*WHAT IS REQUIRED*
Go through the records below line by line, counting those that contain the word "addition"; answer with the count only.

*DATA*

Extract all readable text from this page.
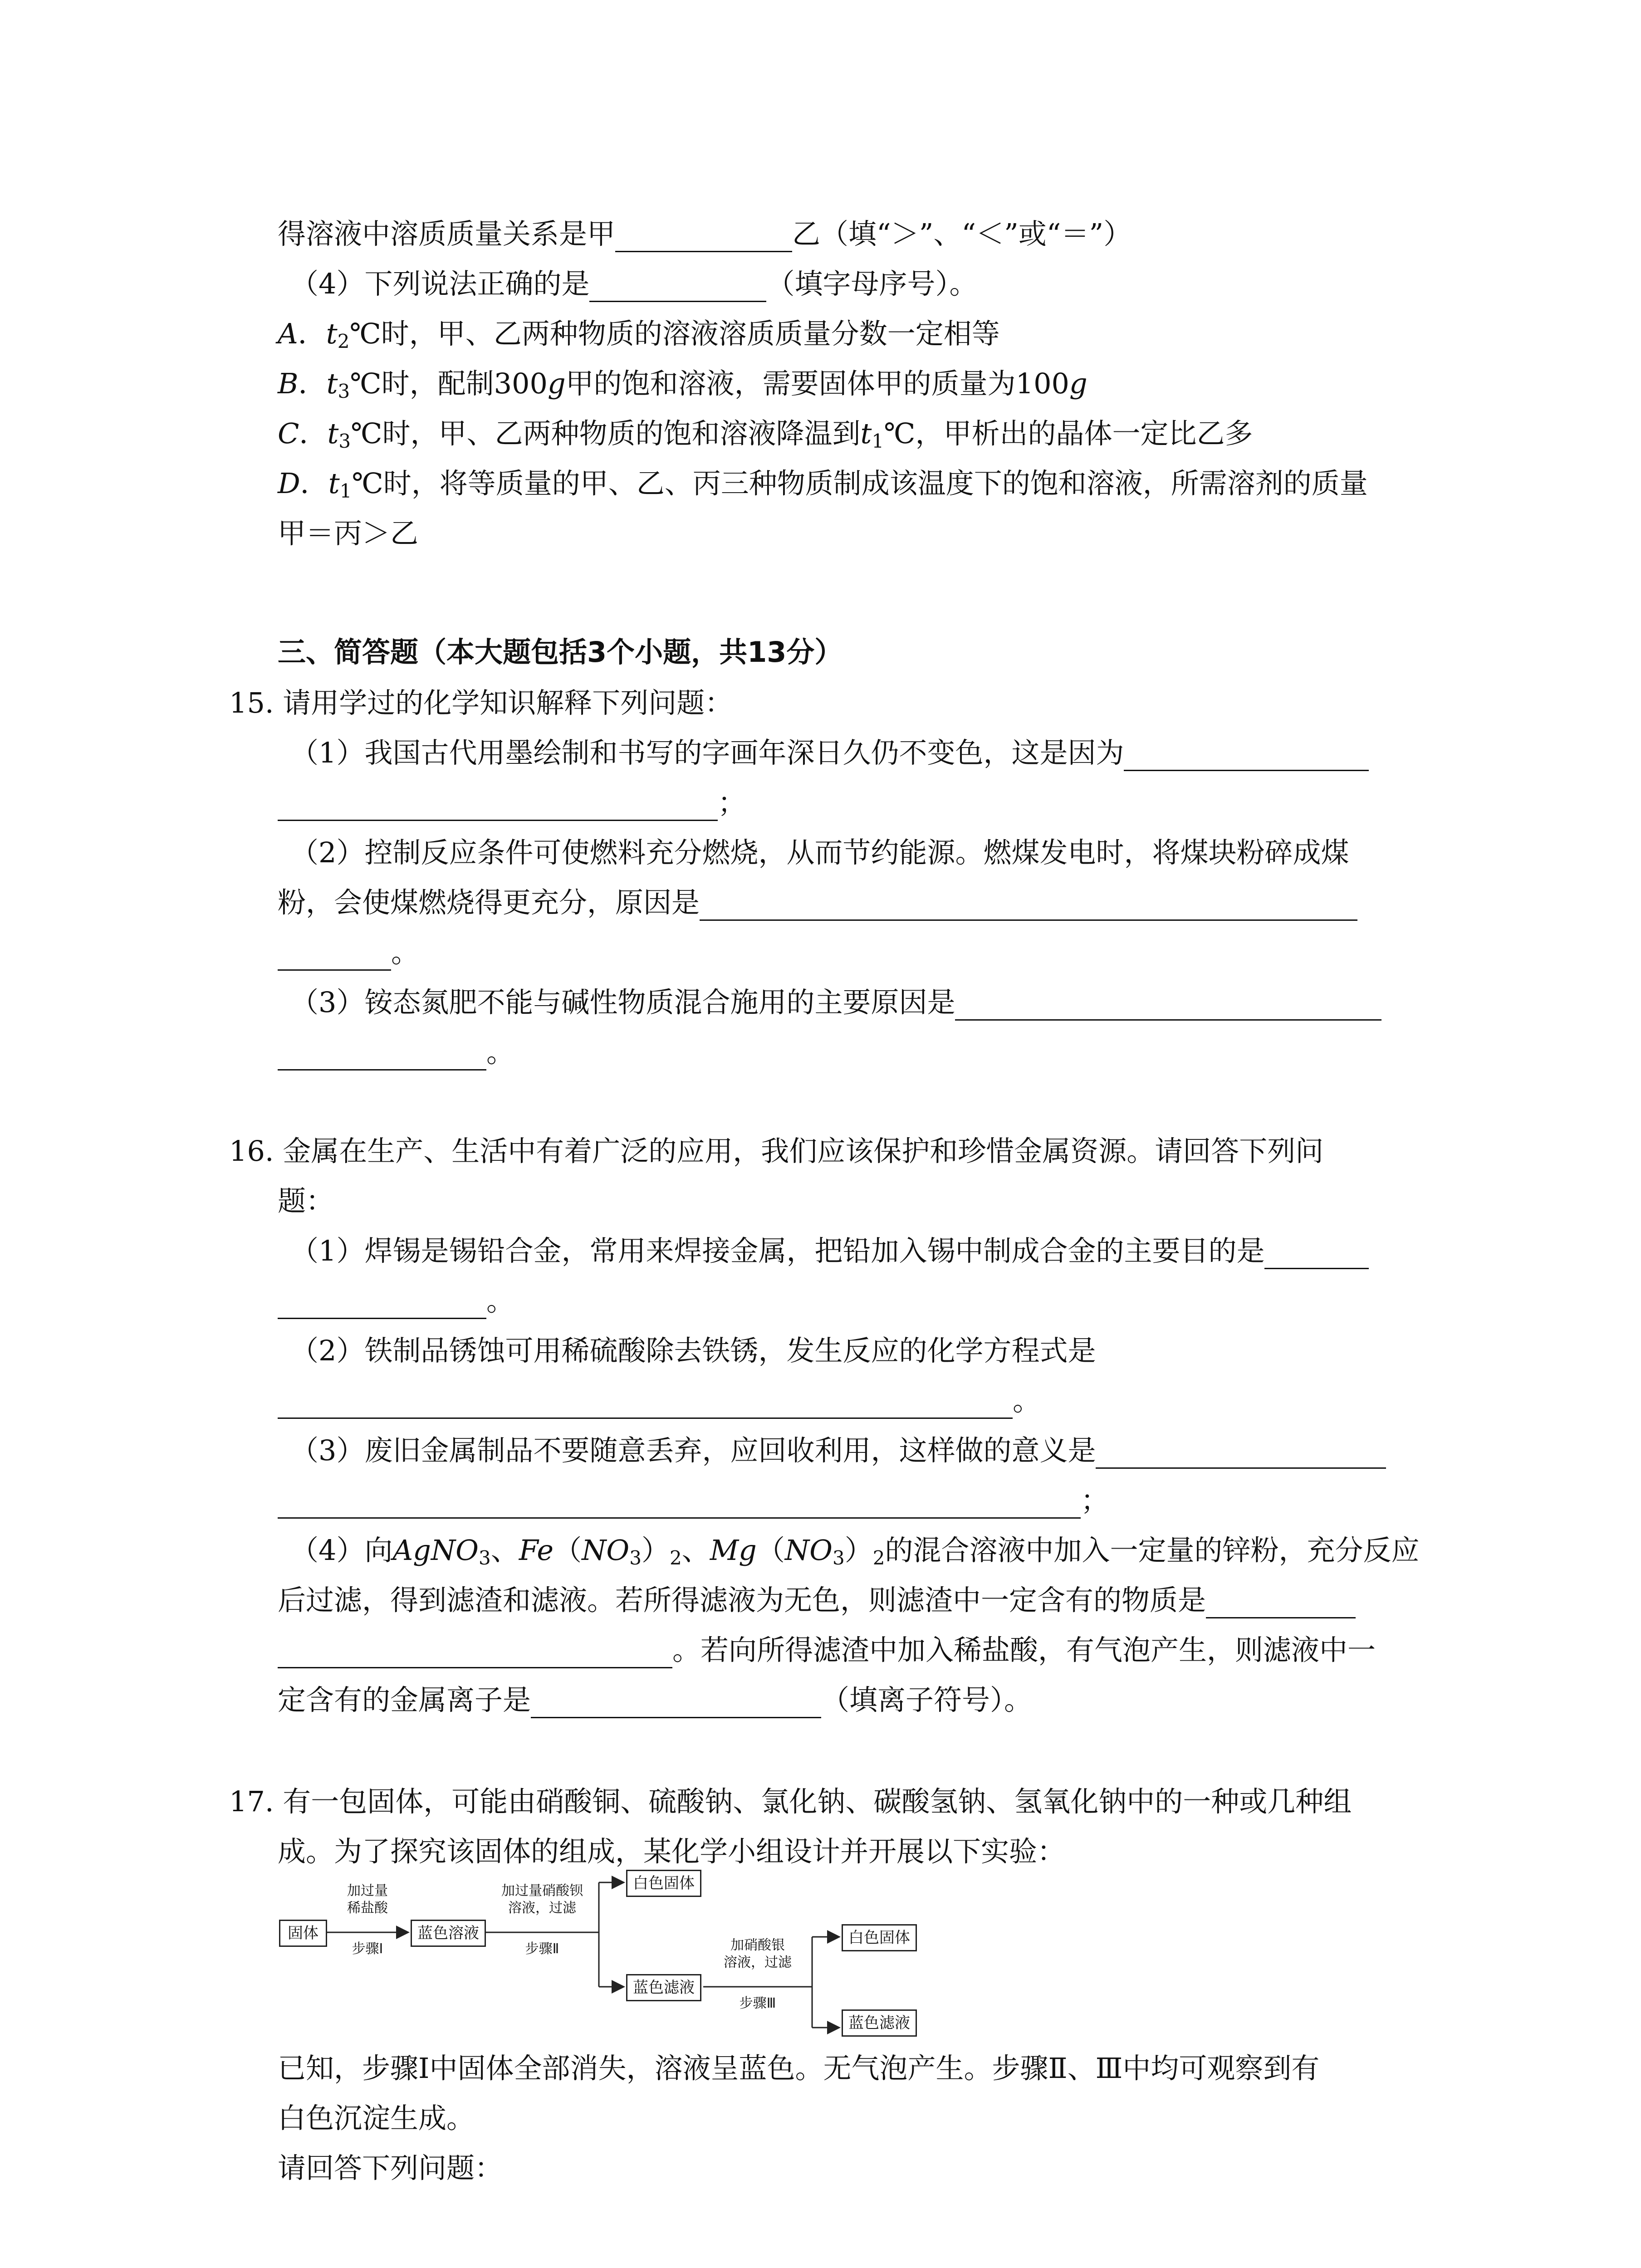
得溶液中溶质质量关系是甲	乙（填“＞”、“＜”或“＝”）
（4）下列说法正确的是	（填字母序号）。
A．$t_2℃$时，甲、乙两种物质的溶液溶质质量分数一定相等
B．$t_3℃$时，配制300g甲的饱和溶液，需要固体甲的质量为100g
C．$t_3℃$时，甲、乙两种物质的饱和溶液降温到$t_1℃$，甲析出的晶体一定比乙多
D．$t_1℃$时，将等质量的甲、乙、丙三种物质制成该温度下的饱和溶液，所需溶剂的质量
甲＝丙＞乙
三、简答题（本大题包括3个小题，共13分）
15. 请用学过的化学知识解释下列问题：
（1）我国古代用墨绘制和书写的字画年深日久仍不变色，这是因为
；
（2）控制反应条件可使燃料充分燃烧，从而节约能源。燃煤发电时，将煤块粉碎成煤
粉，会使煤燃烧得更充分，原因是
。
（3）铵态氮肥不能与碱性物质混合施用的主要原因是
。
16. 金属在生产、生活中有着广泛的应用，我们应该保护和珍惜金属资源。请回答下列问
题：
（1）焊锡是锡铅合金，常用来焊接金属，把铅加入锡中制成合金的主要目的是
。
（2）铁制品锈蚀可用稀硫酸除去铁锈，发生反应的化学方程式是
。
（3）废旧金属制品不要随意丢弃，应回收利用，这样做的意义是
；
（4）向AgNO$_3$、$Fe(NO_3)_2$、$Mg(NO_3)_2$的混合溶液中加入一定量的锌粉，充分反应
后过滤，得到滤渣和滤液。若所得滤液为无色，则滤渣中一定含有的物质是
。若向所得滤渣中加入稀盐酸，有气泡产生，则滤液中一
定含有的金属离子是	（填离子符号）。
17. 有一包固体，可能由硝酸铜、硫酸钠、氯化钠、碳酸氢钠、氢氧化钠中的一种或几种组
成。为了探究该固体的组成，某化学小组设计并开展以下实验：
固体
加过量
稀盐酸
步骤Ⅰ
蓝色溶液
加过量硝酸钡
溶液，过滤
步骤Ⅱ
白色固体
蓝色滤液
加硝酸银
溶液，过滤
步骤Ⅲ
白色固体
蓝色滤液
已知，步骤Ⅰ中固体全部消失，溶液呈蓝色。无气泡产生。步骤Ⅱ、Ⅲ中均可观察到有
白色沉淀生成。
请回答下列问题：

...

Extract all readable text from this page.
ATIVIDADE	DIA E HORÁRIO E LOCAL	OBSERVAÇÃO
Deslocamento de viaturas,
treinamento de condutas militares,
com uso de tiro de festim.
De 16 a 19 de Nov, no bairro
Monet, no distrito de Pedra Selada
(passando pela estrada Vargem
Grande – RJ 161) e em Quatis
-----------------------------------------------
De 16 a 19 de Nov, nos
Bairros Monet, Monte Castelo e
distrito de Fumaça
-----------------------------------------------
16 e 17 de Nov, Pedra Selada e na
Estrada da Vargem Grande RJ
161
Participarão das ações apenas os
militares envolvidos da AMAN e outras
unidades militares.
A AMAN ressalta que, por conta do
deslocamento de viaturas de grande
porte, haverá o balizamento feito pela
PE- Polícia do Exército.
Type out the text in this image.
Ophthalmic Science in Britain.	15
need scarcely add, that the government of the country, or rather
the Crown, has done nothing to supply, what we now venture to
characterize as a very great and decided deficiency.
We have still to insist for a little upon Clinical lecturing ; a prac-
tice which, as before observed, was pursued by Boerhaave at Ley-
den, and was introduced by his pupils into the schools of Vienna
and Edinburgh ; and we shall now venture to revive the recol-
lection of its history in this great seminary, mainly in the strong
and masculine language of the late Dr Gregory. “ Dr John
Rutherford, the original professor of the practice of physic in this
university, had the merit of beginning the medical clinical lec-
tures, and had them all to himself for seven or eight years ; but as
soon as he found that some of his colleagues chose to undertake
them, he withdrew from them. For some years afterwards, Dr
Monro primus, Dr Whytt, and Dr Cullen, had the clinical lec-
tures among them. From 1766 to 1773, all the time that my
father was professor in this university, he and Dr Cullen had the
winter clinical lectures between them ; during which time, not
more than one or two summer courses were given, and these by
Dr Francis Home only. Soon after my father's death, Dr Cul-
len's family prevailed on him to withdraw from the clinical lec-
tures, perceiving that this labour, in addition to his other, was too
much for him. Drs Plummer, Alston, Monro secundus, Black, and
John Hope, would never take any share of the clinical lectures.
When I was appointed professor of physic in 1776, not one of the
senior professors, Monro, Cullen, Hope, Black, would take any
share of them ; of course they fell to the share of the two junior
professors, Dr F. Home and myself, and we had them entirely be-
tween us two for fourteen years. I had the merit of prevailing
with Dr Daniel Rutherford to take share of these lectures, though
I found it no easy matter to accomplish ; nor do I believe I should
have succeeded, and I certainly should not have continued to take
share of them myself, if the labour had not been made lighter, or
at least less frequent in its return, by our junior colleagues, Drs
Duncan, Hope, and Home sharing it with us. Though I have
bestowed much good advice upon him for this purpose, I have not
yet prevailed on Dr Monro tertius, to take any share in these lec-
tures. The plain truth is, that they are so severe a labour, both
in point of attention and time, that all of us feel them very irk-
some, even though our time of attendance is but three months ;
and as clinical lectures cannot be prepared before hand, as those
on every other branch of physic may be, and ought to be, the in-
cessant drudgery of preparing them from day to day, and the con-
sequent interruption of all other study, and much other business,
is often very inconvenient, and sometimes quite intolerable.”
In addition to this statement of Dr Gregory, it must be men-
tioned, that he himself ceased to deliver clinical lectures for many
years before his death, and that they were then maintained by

---

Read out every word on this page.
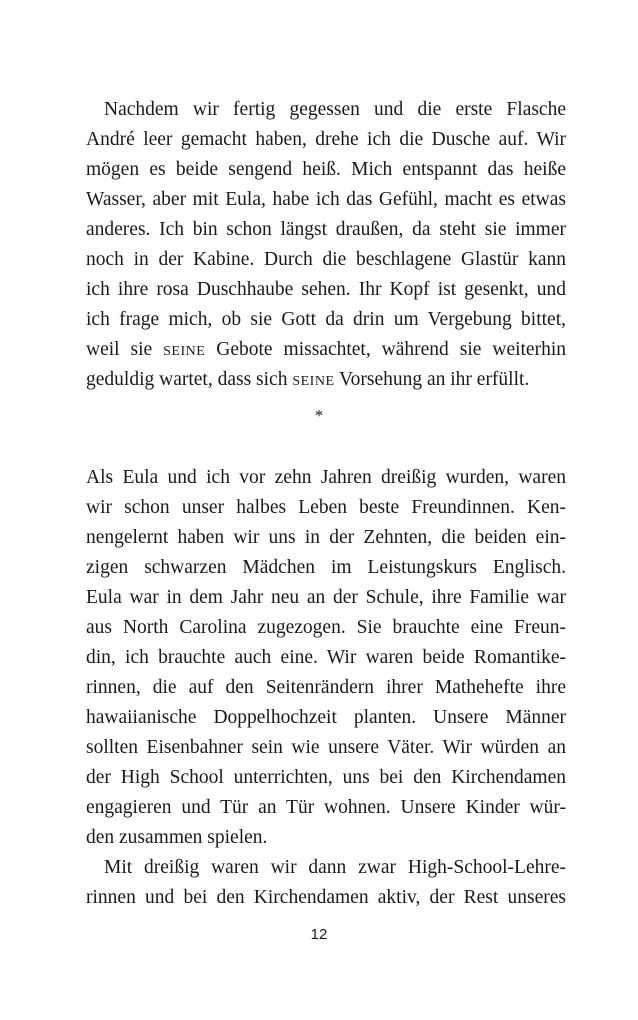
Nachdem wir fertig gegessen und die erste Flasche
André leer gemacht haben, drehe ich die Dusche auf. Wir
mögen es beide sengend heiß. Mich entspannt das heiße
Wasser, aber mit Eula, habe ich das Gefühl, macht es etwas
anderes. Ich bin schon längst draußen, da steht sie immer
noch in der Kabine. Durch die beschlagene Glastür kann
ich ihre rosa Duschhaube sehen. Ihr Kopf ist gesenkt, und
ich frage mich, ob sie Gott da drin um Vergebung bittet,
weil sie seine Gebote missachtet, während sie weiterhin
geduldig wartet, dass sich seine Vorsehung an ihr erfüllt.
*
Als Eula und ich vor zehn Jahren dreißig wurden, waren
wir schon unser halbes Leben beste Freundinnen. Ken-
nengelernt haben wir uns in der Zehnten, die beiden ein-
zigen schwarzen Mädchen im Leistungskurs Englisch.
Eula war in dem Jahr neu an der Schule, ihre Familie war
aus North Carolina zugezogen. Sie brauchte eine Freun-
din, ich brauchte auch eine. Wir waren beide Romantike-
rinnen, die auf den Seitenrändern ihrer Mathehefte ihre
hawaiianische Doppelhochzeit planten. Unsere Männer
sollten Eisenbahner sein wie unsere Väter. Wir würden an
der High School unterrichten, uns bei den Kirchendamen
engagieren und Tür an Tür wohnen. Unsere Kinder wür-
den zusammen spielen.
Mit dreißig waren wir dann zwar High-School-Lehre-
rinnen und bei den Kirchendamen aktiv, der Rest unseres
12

*RESPONSE FOR THIS EXERCISE*
2